____ Listing

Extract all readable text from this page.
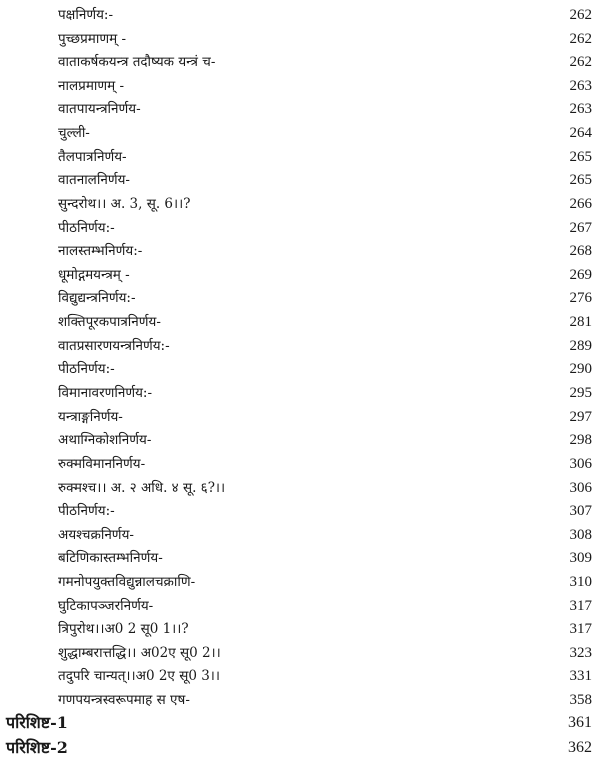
पक्षनिर्णय:-	262
पुच्छप्रमाणम् -	262
वाताकर्षकयन्त्र तदौष्यक यन्त्रं च-	262
नालप्रमाणम् -	263
वातपायन्त्रनिर्णय-	263
चुल्ली-	264
तैलपात्रनिर्णय-	265
वातनालनिर्णय-	265
सुन्दरोथ।। अ. 3, सू. 6।।?	266
पीठनिर्णय:-	267
नालस्तम्भनिर्णय:-	268
धूमोद्गमयन्त्रम् -	269
विद्युद्यन्त्रनिर्णय:-	276
शक्तिपूरकपात्रनिर्णय-	281
वातप्रसारणयन्त्रनिर्णय:-	289
पीठनिर्णय:-	290
विमानावरणनिर्णय:-	295
यन्त्राङ्गनिर्णय-	297
अथाग्निकोशनिर्णय-	298
रुक्मविमाननिर्णय-	306
रुक्मश्च।। अ. २ अधि. ४ सू. ६?।।	306
पीठनिर्णय:-	307
अयश्चक्रनिर्णय-	308
बटिणिकास्तम्भनिर्णय-	309
गमनोपयुक्तविद्युन्नालचक्राणि-	310
घुटिकापञ्जरनिर्णय-	317
त्रिपुरोथ।।अ0 2 सू0 1।।?	317
शुद्धाम्बरात्तद्धि।। अ02ए सू0 2।।	323
तदुपरि चान्यत्।।अ0 2ए सू0 3।।	331
गणपयन्त्रस्वरूपमाह स एष-	358
परिशिष्ट-1	361
परिशिष्ट-2	362
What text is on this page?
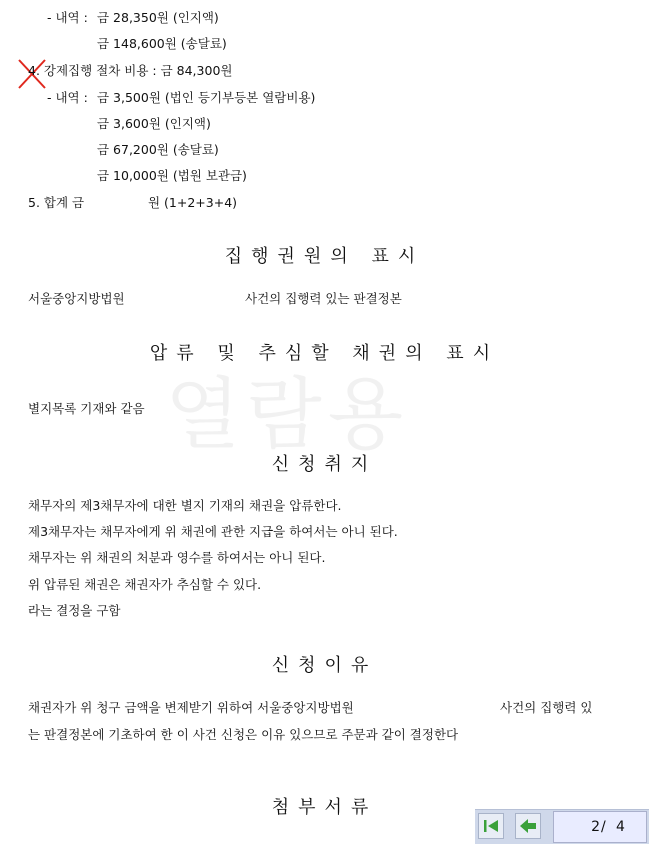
열람용
- 내역 : 금 28,350원 (인지액)
금 148,600원 (송달료)
4. 강제집행 절차 비용 : 금 84,300원
- 내역 : 금 3,500원 (법인 등기부등본 열람비용)
금 3,600원 (인지액)
금 67,200원 (송달료)
금 10,000원 (법원 보관금)
5. 합계 금	원 (1+2+3+4)
집행권원의 표시
서울중앙지방법원	사건의 집행력 있는 판결정본
압류 및 추심할 채권의 표시
별지목록 기재와 같음
신청취지
채무자의 제3채무자에 대한 별지 기재의 채권을 압류한다.
제3채무자는 채무자에게 위 채권에 관한 지급을 하여서는 아니 된다.
채무자는 위 채권의 처분과 영수를 하여서는 아니 된다.
위 압류된 채권은 채권자가 추심할 수 있다.
라는 결정을 구함
신청이유
채권자가 위 청구 금액을 변제받기 위하여 서울중앙지방법원	사건의 집행력 있
는 판결정본에 기초하여 한 이 사건 신청은 이유 있으므로 주문과 같이 결정한다
첨부서류
2 / 4
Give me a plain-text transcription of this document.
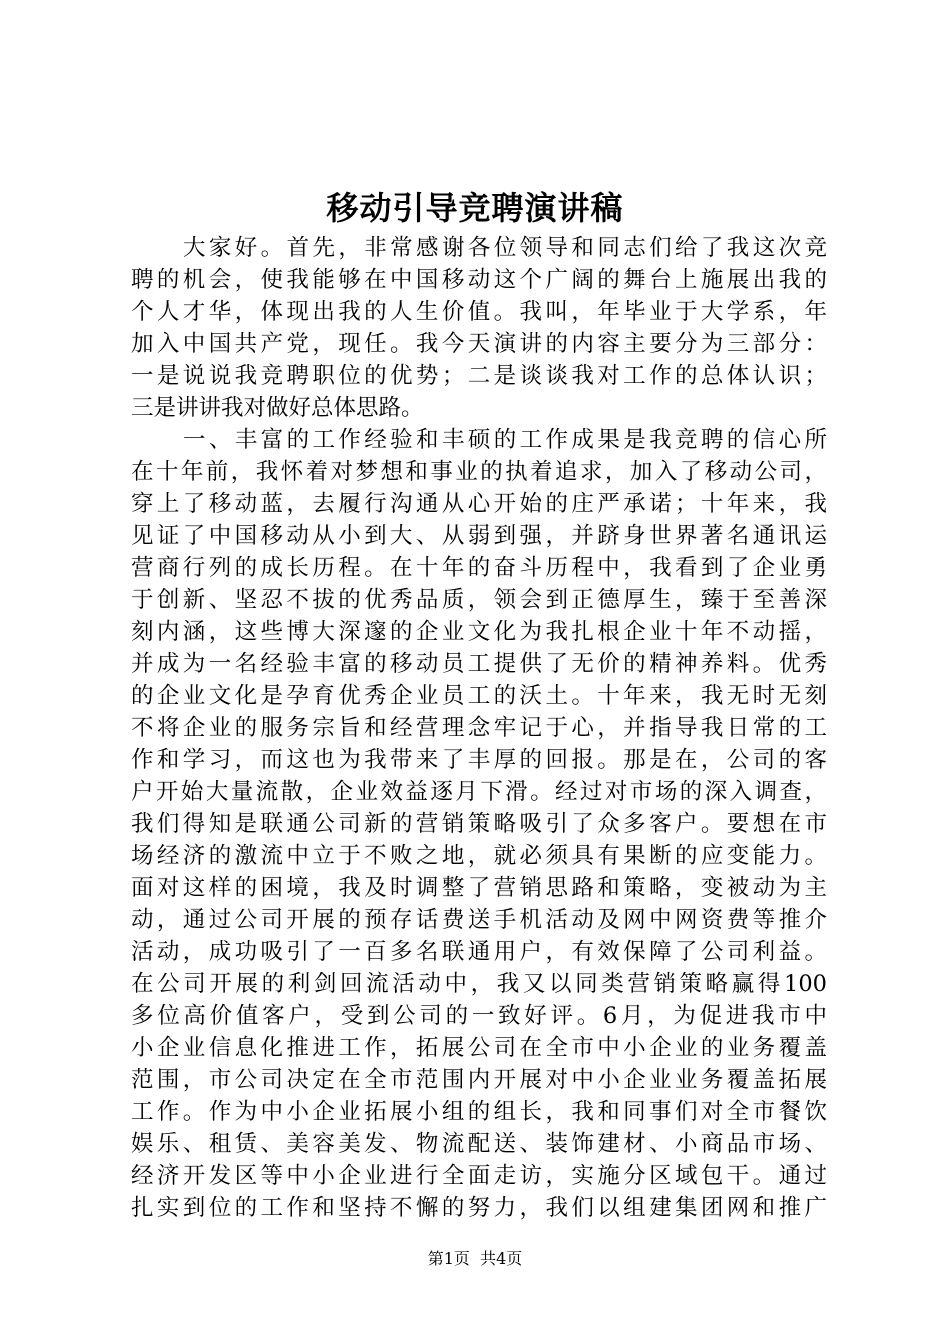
移动引导竞聘演讲稿
大家好。首先，非常感谢各位领导和同志们给了我这次竞
聘的机会，使我能够在中国移动这个广阔的舞台上施展出我的
个人才华，体现出我的人生价值。我叫，年毕业于大学系，年
加入中国共产党，现任。我今天演讲的内容主要分为三部分：
一是说说我竞聘职位的优势；二是谈谈我对工作的总体认识；
三是讲讲我对做好总体思路。
一、丰富的工作经验和丰硕的工作成果是我竞聘的信心所
在十年前，我怀着对梦想和事业的执着追求，加入了移动公司，
穿上了移动蓝，去履行沟通从心开始的庄严承诺；十年来，我
见证了中国移动从小到大、从弱到强，并跻身世界著名通讯运
营商行列的成长历程。在十年的奋斗历程中，我看到了企业勇
于创新、坚忍不拔的优秀品质，领会到正德厚生，臻于至善深
刻内涵，这些博大深邃的企业文化为我扎根企业十年不动摇，
并成为一名经验丰富的移动员工提供了无价的精神养料。优秀
的企业文化是孕育优秀企业员工的沃土。十年来，我无时无刻
不将企业的服务宗旨和经营理念牢记于心，并指导我日常的工
作和学习，而这也为我带来了丰厚的回报。那是在，公司的客
户开始大量流散，企业效益逐月下滑。经过对市场的深入调查，
我们得知是联通公司新的营销策略吸引了众多客户。要想在市
场经济的激流中立于不败之地，就必须具有果断的应变能力。
面对这样的困境，我及时调整了营销思路和策略，变被动为主
动，通过公司开展的预存话费送手机活动及网中网资费等推介
活动，成功吸引了一百多名联通用户，有效保障了公司利益。
在公司开展的利剑回流活动中，我又以同类营销策略赢得100
多位高价值客户，受到公司的一致好评。6月，为促进我市中
小企业信息化推进工作，拓展公司在全市中小企业的业务覆盖
范围，市公司决定在全市范围内开展对中小企业业务覆盖拓展
工作。作为中小企业拓展小组的组长，我和同事们对全市餐饮
娱乐、租赁、美容美发、物流配送、装饰建材、小商品市场、
经济开发区等中小企业进行全面走访，实施分区域包干。通过
扎实到位的工作和坚持不懈的努力，我们以组建集团网和推广
第1页  共4页
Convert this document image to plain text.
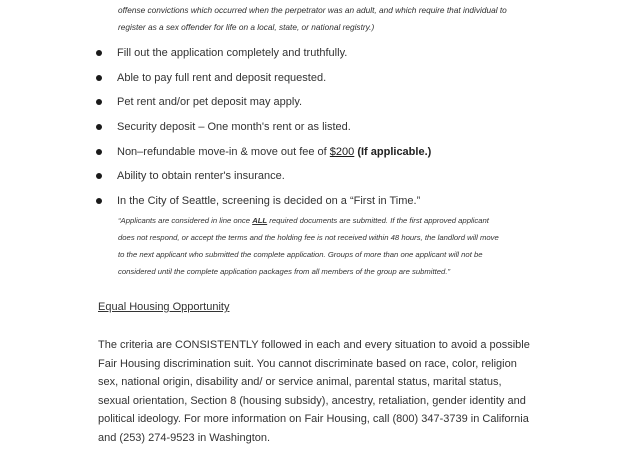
offense convictions which occurred when the perpetrator was an adult, and which require that individual to
register as a sex offender for life on a local, state, or national registry.)
Fill out the application completely and truthfully.
Able to pay full rent and deposit requested.
Pet rent and/or pet deposit may apply.
Security deposit – One month's rent or as listed.
Non–refundable move-in & move out fee of $200 (If applicable.)
Ability to obtain renter's insurance.
In the City of Seattle, screening is decided on a “First in Time.”
“Applicants are considered in line once ALL required documents are submitted. If the first approved applicant
does not respond, or accept the terms and the holding fee is not received within 48 hours, the landlord will move
to the next applicant who submitted the complete application. Groups of more than one applicant will not be
considered until the complete application packages from all members of the group are submitted.”
Equal Housing Opportunity
The criteria are CONSISTENTLY followed in each and every situation to avoid a possible
Fair Housing discrimination suit. You cannot discriminate based on race, color, religion
sex, national origin, disability and/ or service animal, parental status, marital status,
sexual orientation, Section 8 (housing subsidy), ancestry, retaliation, gender identity and
political ideology. For more information on Fair Housing, call (800) 347-3739 in California
and (253) 274-9523 in Washington.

________

• _Exercise_
Reproduce the material word for word, minus the images.

• _Response below_
Extract all readable text from this page.
पक्षनिर्णय:-	262
पुच्छप्रमाणम् -	262
वाताकर्षकयन्त्र तदौष्यक यन्त्रं च-	262
नालप्रमाणम् -	263
वातपायन्त्रनिर्णय-	263
चुल्ली-	264
तैलपात्रनिर्णय-	265
वातनालनिर्णय-	265
सुन्दरोथ।। अ. 3, सू. 6।।?	266
पीठनिर्णय:-	267
नालस्तम्भनिर्णय:-	268
धूमोद्गमयन्त्रम् -	269
विद्युद्यन्त्रनिर्णय:-	276
शक्तिपूरकपात्रनिर्णय-	281
वातप्रसारणयन्त्रनिर्णय:-	289
पीठनिर्णय:-	290
विमानावरणनिर्णय:-	295
यन्त्राङ्गनिर्णय-	297
अथाग्निकोशनिर्णय-	298
रुक्मविमाननिर्णय-	306
रुक्मश्च।। अ. २ अधि. ४ सू. ६?।।	306
पीठनिर्णय:-	307
अयश्चक्रनिर्णय-	308
बटिणिकास्तम्भनिर्णय-	309
गमनोपयुक्तविद्युन्नालचक्राणि-	310
घुटिकापञ्जरनिर्णय-	317
त्रिपुरोथ।।अ0 2 सू0 1।।?	317
शुद्धाम्बरात्तद्धि।। अ02ए सू0 2।।	323
तदुपरि चान्यत्।।अ0 2ए सू0 3।।	331
गणपयन्त्रस्वरूपमाह स एष-	358
परिशिष्ट-1	361
परिशिष्ट-2	362
What text is on this page?
열람용
- 내역 : 금 28,350원 (인지액)
금 148,600원 (송달료)
4. 강제집행 절차 비용 : 금 84,300원
- 내역 : 금 3,500원 (법인 등기부등본 열람비용)
금 3,600원 (인지액)
금 67,200원 (송달료)
금 10,000원 (법원 보관금)
5. 합계 금	원 (1+2+3+4)
집행권원의 표시
서울중앙지방법원	사건의 집행력 있는 판결정본
압류 및 추심할 채권의 표시
별지목록 기재와 같음
신청취지
채무자의 제3채무자에 대한 별지 기재의 채권을 압류한다.
제3채무자는 채무자에게 위 채권에 관한 지급을 하여서는 아니 된다.
채무자는 위 채권의 처분과 영수를 하여서는 아니 된다.
위 압류된 채권은 채권자가 추심할 수 있다.
라는 결정을 구함
신청이유
채권자가 위 청구 금액을 변제받기 위하여 서울중앙지방법원	사건의 집행력 있
는 판결정본에 기초하여 한 이 사건 신청은 이유 있으므로 주문과 같이 결정한다
첨부서류
2 / 4
Give me a plain-text transcription of this document.
移动引导竞聘演讲稿
大家好。首先，非常感谢各位领导和同志们给了我这次竞
聘的机会，使我能够在中国移动这个广阔的舞台上施展出我的
个人才华，体现出我的人生价值。我叫，年毕业于大学系，年
加入中国共产党，现任。我今天演讲的内容主要分为三部分：
一是说说我竞聘职位的优势；二是谈谈我对工作的总体认识；
三是讲讲我对做好总体思路。
一、丰富的工作经验和丰硕的工作成果是我竞聘的信心所
在十年前，我怀着对梦想和事业的执着追求，加入了移动公司，
穿上了移动蓝，去履行沟通从心开始的庄严承诺；十年来，我
见证了中国移动从小到大、从弱到强，并跻身世界著名通讯运
营商行列的成长历程。在十年的奋斗历程中，我看到了企业勇
于创新、坚忍不拔的优秀品质，领会到正德厚生，臻于至善深
刻内涵，这些博大深邃的企业文化为我扎根企业十年不动摇，
并成为一名经验丰富的移动员工提供了无价的精神养料。优秀
的企业文化是孕育优秀企业员工的沃土。十年来，我无时无刻
不将企业的服务宗旨和经营理念牢记于心，并指导我日常的工
作和学习，而这也为我带来了丰厚的回报。那是在，公司的客
户开始大量流散，企业效益逐月下滑。经过对市场的深入调查，
我们得知是联通公司新的营销策略吸引了众多客户。要想在市
场经济的激流中立于不败之地，就必须具有果断的应变能力。
面对这样的困境，我及时调整了营销思路和策略，变被动为主
动，通过公司开展的预存话费送手机活动及网中网资费等推介
活动，成功吸引了一百多名联通用户，有效保障了公司利益。
在公司开展的利剑回流活动中，我又以同类营销策略赢得100
多位高价值客户，受到公司的一致好评。6月，为促进我市中
小企业信息化推进工作，拓展公司在全市中小企业的业务覆盖
范围，市公司决定在全市范围内开展对中小企业业务覆盖拓展
工作。作为中小企业拓展小组的组长，我和同事们对全市餐饮
娱乐、租赁、美容美发、物流配送、装饰建材、小商品市场、
经济开发区等中小企业进行全面走访，实施分区域包干。通过
扎实到位的工作和坚持不懈的努力，我们以组建集团网和推广
第1页  共4页
Convert this document image to plain text.
offense convictions which occurred when the perpetrator was an adult, and which require that individual to
register as a sex offender for life on a local, state, or national registry.)
Fill out the application completely and truthfully.
Able to pay full rent and deposit requested.
Pet rent and/or pet deposit may apply.
Security deposit – One month's rent or as listed.
Non–refundable move-in & move out fee of $200 (If applicable.)
Ability to obtain renter's insurance.
In the City of Seattle, screening is decided on a “First in Time.”
“Applicants are considered in line once ALL required documents are submitted. If the first approved applicant
does not respond, or accept the terms and the holding fee is not received within 48 hours, the landlord will move
to the next applicant who submitted the complete application. Groups of more than one applicant will not be
considered until the complete application packages from all members of the group are submitted.”
Equal Housing Opportunity
The criteria are CONSISTENTLY followed in each and every situation to avoid a possible
Fair Housing discrimination suit. You cannot discriminate based on race, color, religion
sex, national origin, disability and/ or service animal, parental status, marital status,
sexual orientation, Section 8 (housing subsidy), ancestry, retaliation, gender identity and
political ideology. For more information on Fair Housing, call (800) 347-3739 in California
and (253) 274-9523 in Washington.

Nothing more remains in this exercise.